Task material:
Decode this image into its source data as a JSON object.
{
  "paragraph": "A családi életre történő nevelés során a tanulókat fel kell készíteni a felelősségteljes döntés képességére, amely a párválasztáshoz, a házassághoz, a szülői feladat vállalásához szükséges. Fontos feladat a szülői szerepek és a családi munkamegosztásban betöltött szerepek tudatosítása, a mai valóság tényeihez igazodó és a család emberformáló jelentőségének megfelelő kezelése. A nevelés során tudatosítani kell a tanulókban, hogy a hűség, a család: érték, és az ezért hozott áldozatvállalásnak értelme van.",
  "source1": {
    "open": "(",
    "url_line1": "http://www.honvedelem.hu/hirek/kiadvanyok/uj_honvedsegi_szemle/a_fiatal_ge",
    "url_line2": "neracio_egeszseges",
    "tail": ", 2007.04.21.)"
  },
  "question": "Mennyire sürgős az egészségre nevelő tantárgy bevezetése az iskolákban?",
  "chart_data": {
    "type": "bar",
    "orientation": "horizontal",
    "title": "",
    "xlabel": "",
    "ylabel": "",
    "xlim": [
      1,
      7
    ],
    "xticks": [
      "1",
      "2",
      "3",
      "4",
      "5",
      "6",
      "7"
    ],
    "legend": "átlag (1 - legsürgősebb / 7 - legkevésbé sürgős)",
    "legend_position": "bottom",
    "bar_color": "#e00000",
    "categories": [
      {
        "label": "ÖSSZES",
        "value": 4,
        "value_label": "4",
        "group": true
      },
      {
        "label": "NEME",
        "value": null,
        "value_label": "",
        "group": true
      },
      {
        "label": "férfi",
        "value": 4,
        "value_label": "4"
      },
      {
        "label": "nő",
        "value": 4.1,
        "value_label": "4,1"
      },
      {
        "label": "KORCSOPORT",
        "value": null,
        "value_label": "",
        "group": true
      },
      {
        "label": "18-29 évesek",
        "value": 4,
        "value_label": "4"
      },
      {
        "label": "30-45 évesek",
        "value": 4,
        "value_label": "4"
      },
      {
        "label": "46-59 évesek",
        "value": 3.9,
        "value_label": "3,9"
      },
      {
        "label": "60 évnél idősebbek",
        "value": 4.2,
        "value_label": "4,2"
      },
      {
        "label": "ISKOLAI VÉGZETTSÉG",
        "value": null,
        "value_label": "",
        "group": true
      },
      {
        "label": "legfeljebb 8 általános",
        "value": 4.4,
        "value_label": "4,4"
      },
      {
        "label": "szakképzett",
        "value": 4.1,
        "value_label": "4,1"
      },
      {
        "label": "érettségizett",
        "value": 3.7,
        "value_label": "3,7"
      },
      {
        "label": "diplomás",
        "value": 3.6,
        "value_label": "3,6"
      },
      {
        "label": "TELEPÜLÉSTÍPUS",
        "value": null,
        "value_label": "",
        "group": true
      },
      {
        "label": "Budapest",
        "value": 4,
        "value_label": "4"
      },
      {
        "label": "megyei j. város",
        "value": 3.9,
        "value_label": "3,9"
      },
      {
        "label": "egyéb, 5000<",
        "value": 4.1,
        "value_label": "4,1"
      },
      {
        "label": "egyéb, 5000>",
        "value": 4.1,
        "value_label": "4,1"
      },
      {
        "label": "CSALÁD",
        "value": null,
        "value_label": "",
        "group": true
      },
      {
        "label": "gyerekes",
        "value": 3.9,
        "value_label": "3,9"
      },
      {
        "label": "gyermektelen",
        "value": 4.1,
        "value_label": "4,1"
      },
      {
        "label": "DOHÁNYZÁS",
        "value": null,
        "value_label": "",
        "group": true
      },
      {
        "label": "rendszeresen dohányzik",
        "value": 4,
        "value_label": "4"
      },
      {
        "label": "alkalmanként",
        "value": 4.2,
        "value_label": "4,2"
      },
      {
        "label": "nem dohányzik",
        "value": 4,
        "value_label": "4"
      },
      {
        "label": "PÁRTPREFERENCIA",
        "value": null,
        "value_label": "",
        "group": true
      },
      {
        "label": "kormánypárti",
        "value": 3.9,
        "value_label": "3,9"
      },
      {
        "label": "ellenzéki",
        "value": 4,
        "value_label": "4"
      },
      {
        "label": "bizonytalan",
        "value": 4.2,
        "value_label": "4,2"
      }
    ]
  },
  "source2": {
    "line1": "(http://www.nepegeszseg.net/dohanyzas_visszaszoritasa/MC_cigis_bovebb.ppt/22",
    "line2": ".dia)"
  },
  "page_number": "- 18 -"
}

What is being asked: Give back the data above exactly as it appears.

Result of this exercise:
Decode this image into its source data as a JSON object.
{
  "paragraph": "A családi életre történő nevelés során a tanulókat fel kell készíteni a felelősségteljes döntés képességére, amely a párválasztáshoz, a házassághoz, a szülői feladat vállalásához szükséges. Fontos feladat a szülői szerepek és a családi munkamegosztásban betöltött szerepek tudatosítása, a mai valóság tényeihez igazodó és a család emberformáló jelentőségének megfelelő kezelése. A nevelés során tudatosítani kell a tanulókban, hogy a hűség, a család: érték, és az ezért hozott áldozatvállalásnak értelme van.",
  "source1": {
    "open": "(",
    "url_line1": "http://www.honvedelem.hu/hirek/kiadvanyok/uj_honvedsegi_szemle/a_fiatal_ge",
    "url_line2": "neracio_egeszseges",
    "tail": ", 2007.04.21.)"
  },
  "question": "Mennyire sürgős az egészségre nevelő tantárgy bevezetése az iskolákban?",
  "chart_data": {
    "type": "bar",
    "orientation": "horizontal",
    "title": "",
    "xlabel": "",
    "ylabel": "",
    "xlim": [
      1,
      7
    ],
    "xticks": [
      "1",
      "2",
      "3",
      "4",
      "5",
      "6",
      "7"
    ],
    "legend": "átlag (1 - legsürgősebb / 7 - legkevésbé sürgős)",
    "legend_position": "bottom",
    "bar_color": "#e00000",
    "categories": [
      {
        "label": "ÖSSZES",
        "value": 4,
        "value_label": "4",
        "group": true
      },
      {
        "label": "NEME",
        "value": null,
        "value_label": "",
        "group": true
      },
      {
        "label": "férfi",
        "value": 4,
        "value_label": "4"
      },
      {
        "label": "nő",
        "value": 4.1,
        "value_label": "4,1"
      },
      {
        "label": "KORCSOPORT",
        "value": null,
        "value_label": "",
        "group": true
      },
      {
        "label": "18-29 évesek",
        "value": 4,
        "value_label": "4"
      },
      {
        "label": "30-45 évesek",
        "value": 4,
        "value_label": "4"
      },
      {
        "label": "46-59 évesek",
        "value": 3.9,
        "value_label": "3,9"
      },
      {
        "label": "60 évnél idősebbek",
        "value": 4.2,
        "value_label": "4,2"
      },
      {
        "label": "ISKOLAI VÉGZETTSÉG",
        "value": null,
        "value_label": "",
        "group": true
      },
      {
        "label": "legfeljebb 8 általános",
        "value": 4.4,
        "value_label": "4,4"
      },
      {
        "label": "szakképzett",
        "value": 4.1,
        "value_label": "4,1"
      },
      {
        "label": "érettségizett",
        "value": 3.7,
        "value_label": "3,7"
      },
      {
        "label": "diplomás",
        "value": 3.6,
        "value_label": "3,6"
      },
      {
        "label": "TELEPÜLÉSTÍPUS",
        "value": null,
        "value_label": "",
        "group": true
      },
      {
        "label": "Budapest",
        "value": 4,
        "value_label": "4"
      },
      {
        "label": "megyei j. város",
        "value": 3.9,
        "value_label": "3,9"
      },
      {
        "label": "egyéb, 5000<",
        "value": 4.1,
        "value_label": "4,1"
      },
      {
        "label": "egyéb, 5000>",
        "value": 4.1,
        "value_label": "4,1"
      },
      {
        "label": "CSALÁD",
        "value": null,
        "value_label": "",
        "group": true
      },
      {
        "label": "gyerekes",
        "value": 3.9,
        "value_label": "3,9"
      },
      {
        "label": "gyermektelen",
        "value": 4.1,
        "value_label": "4,1"
      },
      {
        "label": "DOHÁNYZÁS",
        "value": null,
        "value_label": "",
        "group": true
      },
      {
        "label": "rendszeresen dohányzik",
        "value": 4,
        "value_label": "4"
      },
      {
        "label": "alkalmanként",
        "value": 4.2,
        "value_label": "4,2"
      },
      {
        "label": "nem dohányzik",
        "value": 4,
        "value_label": "4"
      },
      {
        "label": "PÁRTPREFERENCIA",
        "value": null,
        "value_label": "",
        "group": true
      },
      {
        "label": "kormánypárti",
        "value": 3.9,
        "value_label": "3,9"
      },
      {
        "label": "ellenzéki",
        "value": 4,
        "value_label": "4"
      },
      {
        "label": "bizonytalan",
        "value": 4.2,
        "value_label": "4,2"
      }
    ]
  },
  "source2": {
    "line1": "(http://www.nepegeszseg.net/dohanyzas_visszaszoritasa/MC_cigis_bovebb.ppt/22",
    "line2": ".dia)"
  },
  "page_number": "- 18 -"
}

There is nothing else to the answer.